Written request:
Your task is to give the listing below back word for word, pictures excluded.

Material to process:
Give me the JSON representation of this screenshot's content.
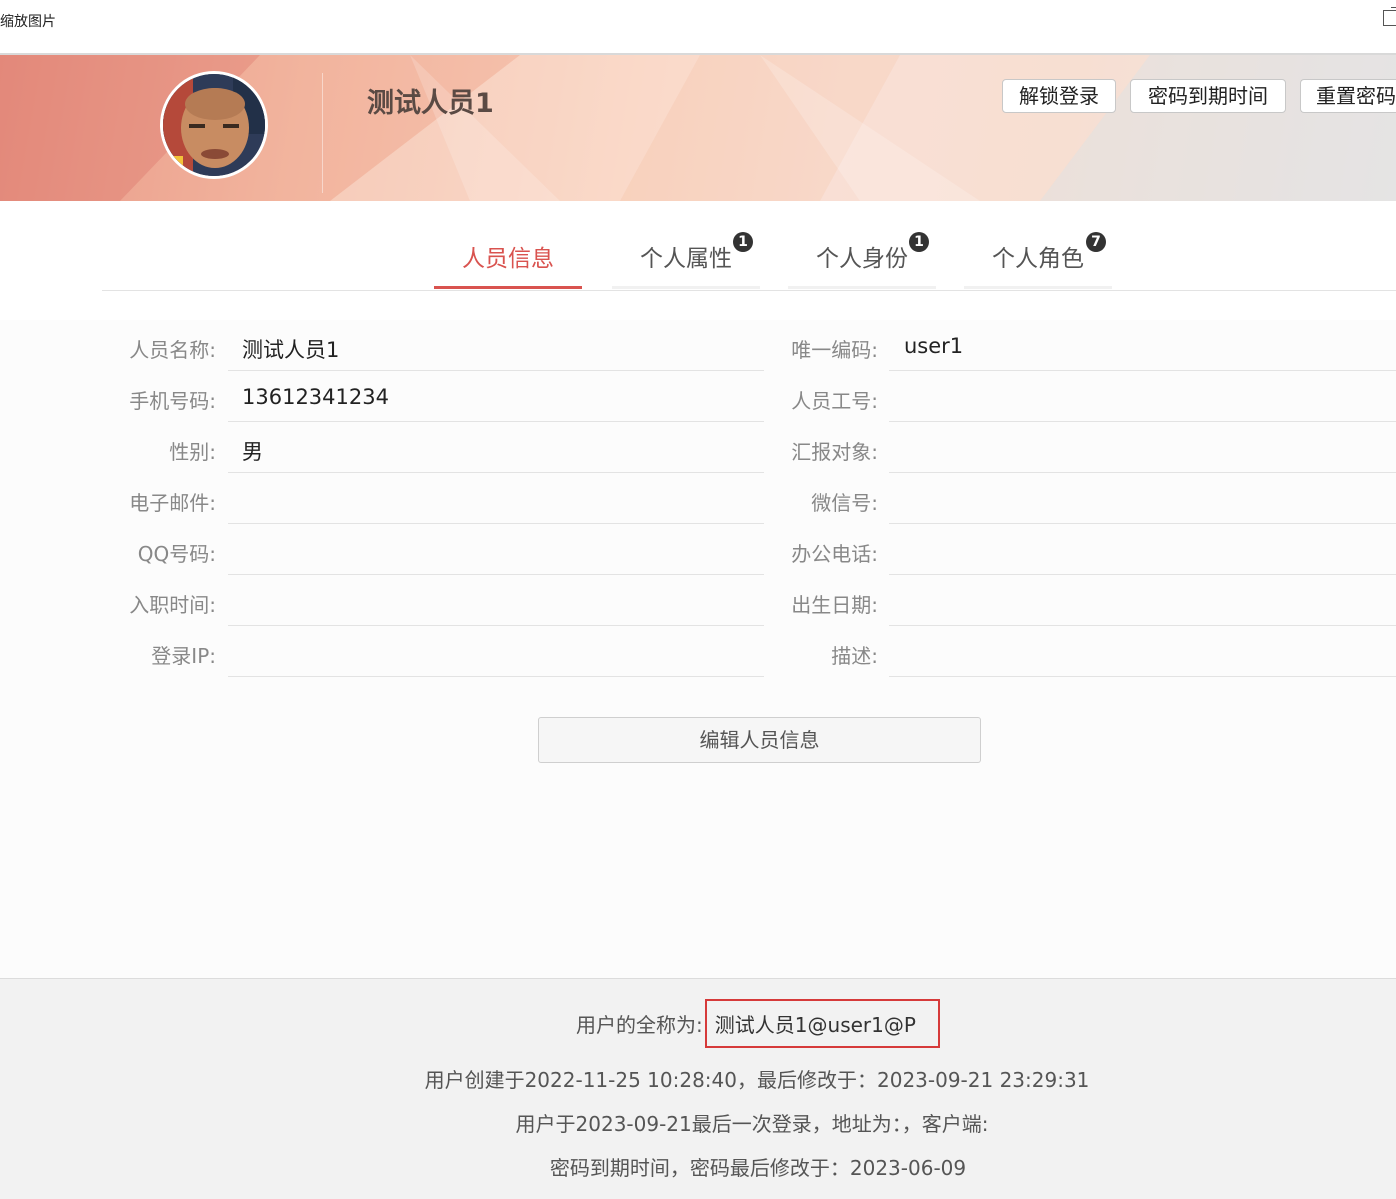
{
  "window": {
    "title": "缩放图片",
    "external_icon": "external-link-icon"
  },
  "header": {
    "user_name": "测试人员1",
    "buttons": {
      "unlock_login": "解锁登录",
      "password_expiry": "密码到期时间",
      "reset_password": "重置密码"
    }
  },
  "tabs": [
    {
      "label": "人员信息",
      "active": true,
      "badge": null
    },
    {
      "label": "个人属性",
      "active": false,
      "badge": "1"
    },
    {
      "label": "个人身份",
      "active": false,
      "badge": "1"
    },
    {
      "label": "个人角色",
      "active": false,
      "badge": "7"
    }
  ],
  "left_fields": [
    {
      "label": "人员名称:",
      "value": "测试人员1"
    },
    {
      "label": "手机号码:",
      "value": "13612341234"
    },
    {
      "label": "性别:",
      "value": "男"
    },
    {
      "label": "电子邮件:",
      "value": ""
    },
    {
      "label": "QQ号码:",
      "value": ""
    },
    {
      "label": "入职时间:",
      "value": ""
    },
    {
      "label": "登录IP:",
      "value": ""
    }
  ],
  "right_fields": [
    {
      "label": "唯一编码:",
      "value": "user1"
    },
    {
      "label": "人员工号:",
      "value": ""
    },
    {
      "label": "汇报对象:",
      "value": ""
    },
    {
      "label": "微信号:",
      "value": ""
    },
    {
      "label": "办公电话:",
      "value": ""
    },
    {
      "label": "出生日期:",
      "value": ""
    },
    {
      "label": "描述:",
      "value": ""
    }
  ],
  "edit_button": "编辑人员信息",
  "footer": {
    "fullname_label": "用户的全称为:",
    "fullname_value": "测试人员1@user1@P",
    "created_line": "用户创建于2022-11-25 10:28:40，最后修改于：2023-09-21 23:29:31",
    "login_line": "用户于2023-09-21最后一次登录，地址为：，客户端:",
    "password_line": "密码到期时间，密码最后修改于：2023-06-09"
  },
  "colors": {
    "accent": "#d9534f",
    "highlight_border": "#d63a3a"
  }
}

Solution to this problem:
Give me the JSON representation of this screenshot's content.
{
  "window": {
    "title": "缩放图片",
    "external_icon": "external-link-icon"
  },
  "header": {
    "user_name": "测试人员1",
    "buttons": {
      "unlock_login": "解锁登录",
      "password_expiry": "密码到期时间",
      "reset_password": "重置密码"
    }
  },
  "tabs": [
    {
      "label": "人员信息",
      "active": true,
      "badge": null
    },
    {
      "label": "个人属性",
      "active": false,
      "badge": "1"
    },
    {
      "label": "个人身份",
      "active": false,
      "badge": "1"
    },
    {
      "label": "个人角色",
      "active": false,
      "badge": "7"
    }
  ],
  "left_fields": [
    {
      "label": "人员名称:",
      "value": "测试人员1"
    },
    {
      "label": "手机号码:",
      "value": "13612341234"
    },
    {
      "label": "性别:",
      "value": "男"
    },
    {
      "label": "电子邮件:",
      "value": ""
    },
    {
      "label": "QQ号码:",
      "value": ""
    },
    {
      "label": "入职时间:",
      "value": ""
    },
    {
      "label": "登录IP:",
      "value": ""
    }
  ],
  "right_fields": [
    {
      "label": "唯一编码:",
      "value": "user1"
    },
    {
      "label": "人员工号:",
      "value": ""
    },
    {
      "label": "汇报对象:",
      "value": ""
    },
    {
      "label": "微信号:",
      "value": ""
    },
    {
      "label": "办公电话:",
      "value": ""
    },
    {
      "label": "出生日期:",
      "value": ""
    },
    {
      "label": "描述:",
      "value": ""
    }
  ],
  "edit_button": "编辑人员信息",
  "footer": {
    "fullname_label": "用户的全称为:",
    "fullname_value": "测试人员1@user1@P",
    "created_line": "用户创建于2022-11-25 10:28:40，最后修改于：2023-09-21 23:29:31",
    "login_line": "用户于2023-09-21最后一次登录，地址为：，客户端:",
    "password_line": "密码到期时间，密码最后修改于：2023-06-09"
  },
  "colors": {
    "accent": "#d9534f",
    "highlight_border": "#d63a3a"
  }
}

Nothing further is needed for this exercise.